How many lines in the entries below contain the word "Above"? Reply with the number only.

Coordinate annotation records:
********************
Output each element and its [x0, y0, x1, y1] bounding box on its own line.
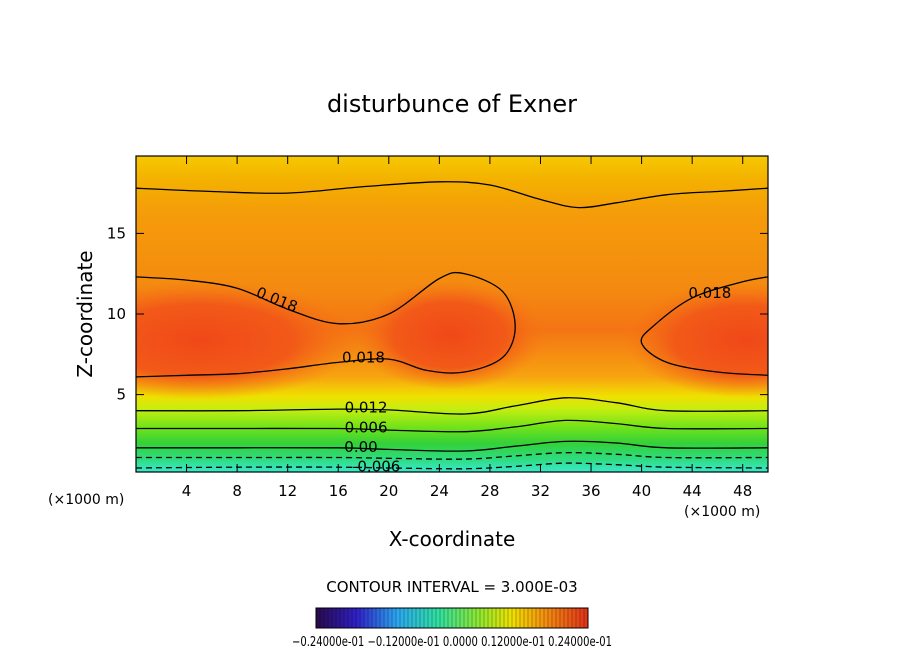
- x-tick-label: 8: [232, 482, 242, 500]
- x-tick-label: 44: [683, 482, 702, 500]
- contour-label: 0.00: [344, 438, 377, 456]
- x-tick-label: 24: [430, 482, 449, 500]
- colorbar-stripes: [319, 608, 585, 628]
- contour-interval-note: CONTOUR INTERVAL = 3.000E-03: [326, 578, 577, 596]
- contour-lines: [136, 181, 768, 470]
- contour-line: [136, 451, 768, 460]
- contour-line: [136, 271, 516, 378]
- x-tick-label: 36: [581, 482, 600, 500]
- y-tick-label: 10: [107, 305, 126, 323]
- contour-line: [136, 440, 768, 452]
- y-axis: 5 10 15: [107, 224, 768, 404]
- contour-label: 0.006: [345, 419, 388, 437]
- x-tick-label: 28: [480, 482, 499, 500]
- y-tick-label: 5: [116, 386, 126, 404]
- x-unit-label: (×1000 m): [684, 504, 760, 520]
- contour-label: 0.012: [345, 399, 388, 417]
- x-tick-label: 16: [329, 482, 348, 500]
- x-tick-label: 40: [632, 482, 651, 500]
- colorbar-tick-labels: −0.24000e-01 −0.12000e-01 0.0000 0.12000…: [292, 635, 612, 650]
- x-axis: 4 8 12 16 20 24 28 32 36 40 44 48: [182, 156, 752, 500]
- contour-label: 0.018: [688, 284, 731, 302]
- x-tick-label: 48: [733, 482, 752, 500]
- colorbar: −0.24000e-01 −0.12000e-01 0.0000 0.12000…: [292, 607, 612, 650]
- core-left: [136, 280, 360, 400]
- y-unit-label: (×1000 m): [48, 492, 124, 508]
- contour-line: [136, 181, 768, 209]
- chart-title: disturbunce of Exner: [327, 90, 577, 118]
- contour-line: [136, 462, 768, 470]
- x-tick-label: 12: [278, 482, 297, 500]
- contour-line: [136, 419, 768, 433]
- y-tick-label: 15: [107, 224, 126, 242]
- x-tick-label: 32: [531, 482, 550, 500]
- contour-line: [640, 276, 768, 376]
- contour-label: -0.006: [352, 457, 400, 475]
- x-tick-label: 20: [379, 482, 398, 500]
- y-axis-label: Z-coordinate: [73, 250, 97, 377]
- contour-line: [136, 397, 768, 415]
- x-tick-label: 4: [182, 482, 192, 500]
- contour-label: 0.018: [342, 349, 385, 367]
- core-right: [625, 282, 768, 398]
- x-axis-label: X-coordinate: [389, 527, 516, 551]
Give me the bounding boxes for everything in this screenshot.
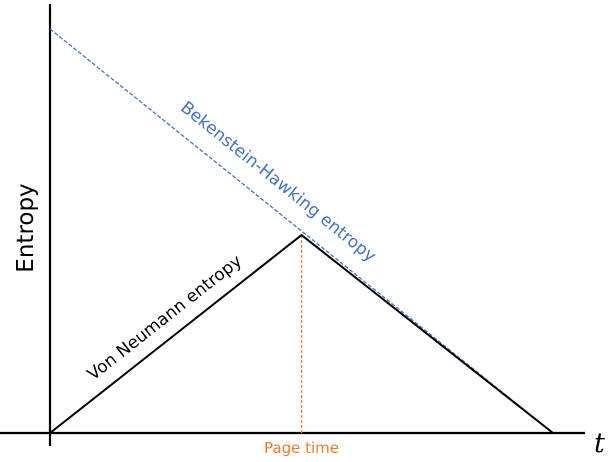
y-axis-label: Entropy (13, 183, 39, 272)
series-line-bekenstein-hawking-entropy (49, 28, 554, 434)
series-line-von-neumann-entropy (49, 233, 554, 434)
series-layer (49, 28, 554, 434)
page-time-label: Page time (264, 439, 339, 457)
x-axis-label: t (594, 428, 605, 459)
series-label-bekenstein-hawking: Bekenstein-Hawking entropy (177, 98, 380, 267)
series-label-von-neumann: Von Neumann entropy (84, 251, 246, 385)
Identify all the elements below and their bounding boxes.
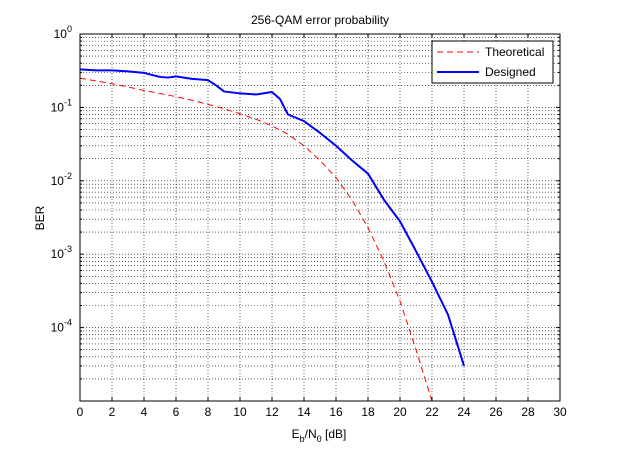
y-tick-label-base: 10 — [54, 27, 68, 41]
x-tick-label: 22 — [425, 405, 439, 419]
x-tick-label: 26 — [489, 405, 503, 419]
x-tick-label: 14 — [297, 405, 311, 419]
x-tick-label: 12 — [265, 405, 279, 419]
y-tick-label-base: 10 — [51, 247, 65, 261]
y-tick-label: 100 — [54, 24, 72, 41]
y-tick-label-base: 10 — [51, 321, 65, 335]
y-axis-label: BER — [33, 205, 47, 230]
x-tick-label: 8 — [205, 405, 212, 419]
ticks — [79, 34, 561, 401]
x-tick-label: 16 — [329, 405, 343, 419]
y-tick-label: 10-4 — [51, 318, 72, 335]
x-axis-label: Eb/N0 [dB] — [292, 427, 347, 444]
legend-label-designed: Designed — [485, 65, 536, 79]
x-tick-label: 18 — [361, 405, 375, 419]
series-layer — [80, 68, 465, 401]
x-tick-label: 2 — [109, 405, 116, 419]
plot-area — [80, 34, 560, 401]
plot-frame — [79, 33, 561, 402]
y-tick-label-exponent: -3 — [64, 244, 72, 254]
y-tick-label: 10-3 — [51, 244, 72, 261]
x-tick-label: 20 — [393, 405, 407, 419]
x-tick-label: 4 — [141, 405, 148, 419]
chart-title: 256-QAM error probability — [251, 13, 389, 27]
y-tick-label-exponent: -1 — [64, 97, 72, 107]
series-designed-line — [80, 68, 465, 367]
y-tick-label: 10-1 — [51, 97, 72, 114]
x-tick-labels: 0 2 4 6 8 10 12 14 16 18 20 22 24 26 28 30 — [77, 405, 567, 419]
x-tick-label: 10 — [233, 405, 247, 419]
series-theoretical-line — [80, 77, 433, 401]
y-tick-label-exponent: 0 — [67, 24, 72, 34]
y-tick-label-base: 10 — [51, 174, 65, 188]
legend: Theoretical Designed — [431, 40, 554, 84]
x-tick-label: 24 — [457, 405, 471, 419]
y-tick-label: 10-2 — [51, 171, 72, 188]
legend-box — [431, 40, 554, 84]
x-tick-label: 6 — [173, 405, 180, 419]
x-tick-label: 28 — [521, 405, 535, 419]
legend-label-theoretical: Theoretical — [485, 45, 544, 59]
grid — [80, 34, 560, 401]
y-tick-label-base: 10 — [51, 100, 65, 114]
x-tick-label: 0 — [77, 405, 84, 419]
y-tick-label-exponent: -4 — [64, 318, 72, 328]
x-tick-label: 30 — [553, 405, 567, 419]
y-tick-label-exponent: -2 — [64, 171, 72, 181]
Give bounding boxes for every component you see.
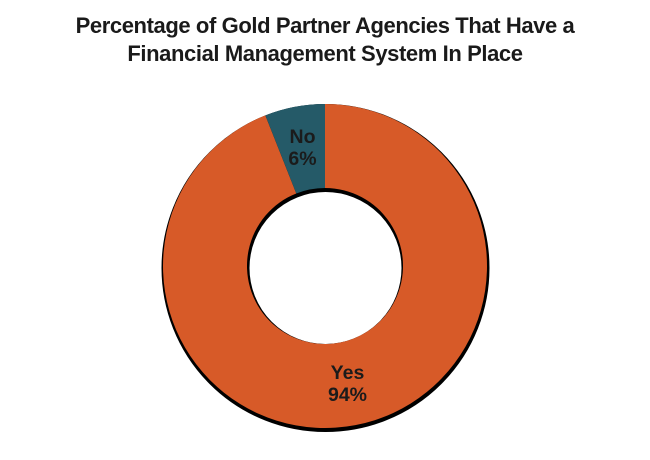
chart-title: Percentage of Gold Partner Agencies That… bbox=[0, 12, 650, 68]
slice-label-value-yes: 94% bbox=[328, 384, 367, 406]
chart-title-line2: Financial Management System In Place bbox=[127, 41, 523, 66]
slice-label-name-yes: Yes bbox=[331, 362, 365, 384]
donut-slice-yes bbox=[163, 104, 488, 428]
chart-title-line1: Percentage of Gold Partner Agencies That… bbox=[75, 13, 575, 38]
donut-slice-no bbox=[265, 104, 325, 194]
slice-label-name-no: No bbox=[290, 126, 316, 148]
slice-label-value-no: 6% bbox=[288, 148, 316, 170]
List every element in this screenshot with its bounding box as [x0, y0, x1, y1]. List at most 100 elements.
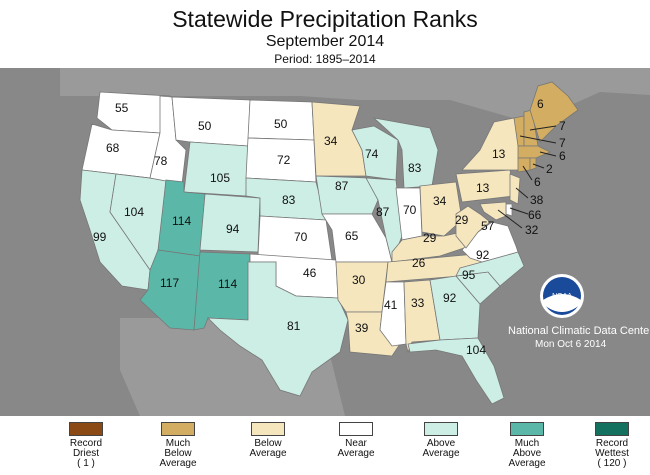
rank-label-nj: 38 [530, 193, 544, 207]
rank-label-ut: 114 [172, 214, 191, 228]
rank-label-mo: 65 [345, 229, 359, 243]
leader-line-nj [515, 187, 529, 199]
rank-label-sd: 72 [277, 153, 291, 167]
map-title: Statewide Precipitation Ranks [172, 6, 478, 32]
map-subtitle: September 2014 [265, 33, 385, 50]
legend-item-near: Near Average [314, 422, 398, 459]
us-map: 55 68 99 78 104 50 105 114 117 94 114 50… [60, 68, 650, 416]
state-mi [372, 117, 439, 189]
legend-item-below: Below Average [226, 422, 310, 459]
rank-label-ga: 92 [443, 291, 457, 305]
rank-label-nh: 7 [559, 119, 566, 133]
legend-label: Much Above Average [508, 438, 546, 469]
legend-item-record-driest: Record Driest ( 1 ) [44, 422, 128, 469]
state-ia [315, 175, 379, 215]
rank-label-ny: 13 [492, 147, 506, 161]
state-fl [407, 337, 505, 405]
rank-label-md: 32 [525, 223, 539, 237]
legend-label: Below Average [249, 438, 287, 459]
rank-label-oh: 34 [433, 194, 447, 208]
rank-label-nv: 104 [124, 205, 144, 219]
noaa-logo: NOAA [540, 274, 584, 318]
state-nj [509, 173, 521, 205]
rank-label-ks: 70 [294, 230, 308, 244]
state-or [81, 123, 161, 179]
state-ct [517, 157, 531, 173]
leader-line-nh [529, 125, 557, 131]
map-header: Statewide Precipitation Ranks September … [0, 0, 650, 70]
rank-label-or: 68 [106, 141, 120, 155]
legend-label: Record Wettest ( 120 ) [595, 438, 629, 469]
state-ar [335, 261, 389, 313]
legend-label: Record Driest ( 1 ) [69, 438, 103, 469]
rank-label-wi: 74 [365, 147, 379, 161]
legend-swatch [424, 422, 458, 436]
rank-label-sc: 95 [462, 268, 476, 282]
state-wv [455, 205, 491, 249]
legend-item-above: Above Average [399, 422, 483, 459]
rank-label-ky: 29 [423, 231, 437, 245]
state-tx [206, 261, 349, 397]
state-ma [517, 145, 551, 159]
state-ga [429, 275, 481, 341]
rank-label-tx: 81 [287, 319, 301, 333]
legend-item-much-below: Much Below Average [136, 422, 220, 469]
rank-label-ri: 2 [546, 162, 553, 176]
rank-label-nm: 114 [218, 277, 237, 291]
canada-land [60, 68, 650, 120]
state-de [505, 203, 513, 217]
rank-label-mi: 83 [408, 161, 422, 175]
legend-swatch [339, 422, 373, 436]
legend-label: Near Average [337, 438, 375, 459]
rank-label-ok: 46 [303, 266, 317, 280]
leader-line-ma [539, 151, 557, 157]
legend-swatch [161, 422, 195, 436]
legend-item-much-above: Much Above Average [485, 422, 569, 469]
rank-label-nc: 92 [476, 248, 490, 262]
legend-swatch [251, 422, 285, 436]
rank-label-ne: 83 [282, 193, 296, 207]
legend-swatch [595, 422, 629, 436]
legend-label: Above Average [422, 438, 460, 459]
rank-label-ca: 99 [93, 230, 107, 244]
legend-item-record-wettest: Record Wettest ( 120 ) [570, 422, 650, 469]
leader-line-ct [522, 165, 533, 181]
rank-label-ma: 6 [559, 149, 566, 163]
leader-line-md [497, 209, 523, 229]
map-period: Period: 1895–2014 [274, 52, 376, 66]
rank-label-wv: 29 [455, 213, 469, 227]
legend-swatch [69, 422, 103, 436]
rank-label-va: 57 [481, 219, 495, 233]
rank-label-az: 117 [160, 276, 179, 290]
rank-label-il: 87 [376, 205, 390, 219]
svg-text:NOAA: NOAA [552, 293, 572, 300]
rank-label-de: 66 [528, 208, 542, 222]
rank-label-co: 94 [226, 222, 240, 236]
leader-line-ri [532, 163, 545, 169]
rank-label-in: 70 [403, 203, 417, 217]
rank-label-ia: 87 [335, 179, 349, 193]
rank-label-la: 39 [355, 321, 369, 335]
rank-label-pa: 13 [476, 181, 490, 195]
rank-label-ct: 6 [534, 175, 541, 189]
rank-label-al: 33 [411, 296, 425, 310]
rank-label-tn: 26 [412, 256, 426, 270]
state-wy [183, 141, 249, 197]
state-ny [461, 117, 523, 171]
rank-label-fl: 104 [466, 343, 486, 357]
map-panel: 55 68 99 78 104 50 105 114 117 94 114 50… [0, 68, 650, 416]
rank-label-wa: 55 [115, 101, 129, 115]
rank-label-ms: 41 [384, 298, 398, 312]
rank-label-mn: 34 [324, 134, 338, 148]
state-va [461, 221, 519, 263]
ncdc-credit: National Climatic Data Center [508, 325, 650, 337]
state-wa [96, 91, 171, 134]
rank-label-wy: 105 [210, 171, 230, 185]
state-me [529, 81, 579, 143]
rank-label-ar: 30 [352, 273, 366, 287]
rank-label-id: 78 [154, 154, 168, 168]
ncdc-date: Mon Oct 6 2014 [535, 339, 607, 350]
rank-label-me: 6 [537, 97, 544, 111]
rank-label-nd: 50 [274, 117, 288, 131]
********************
- Exercise response:
4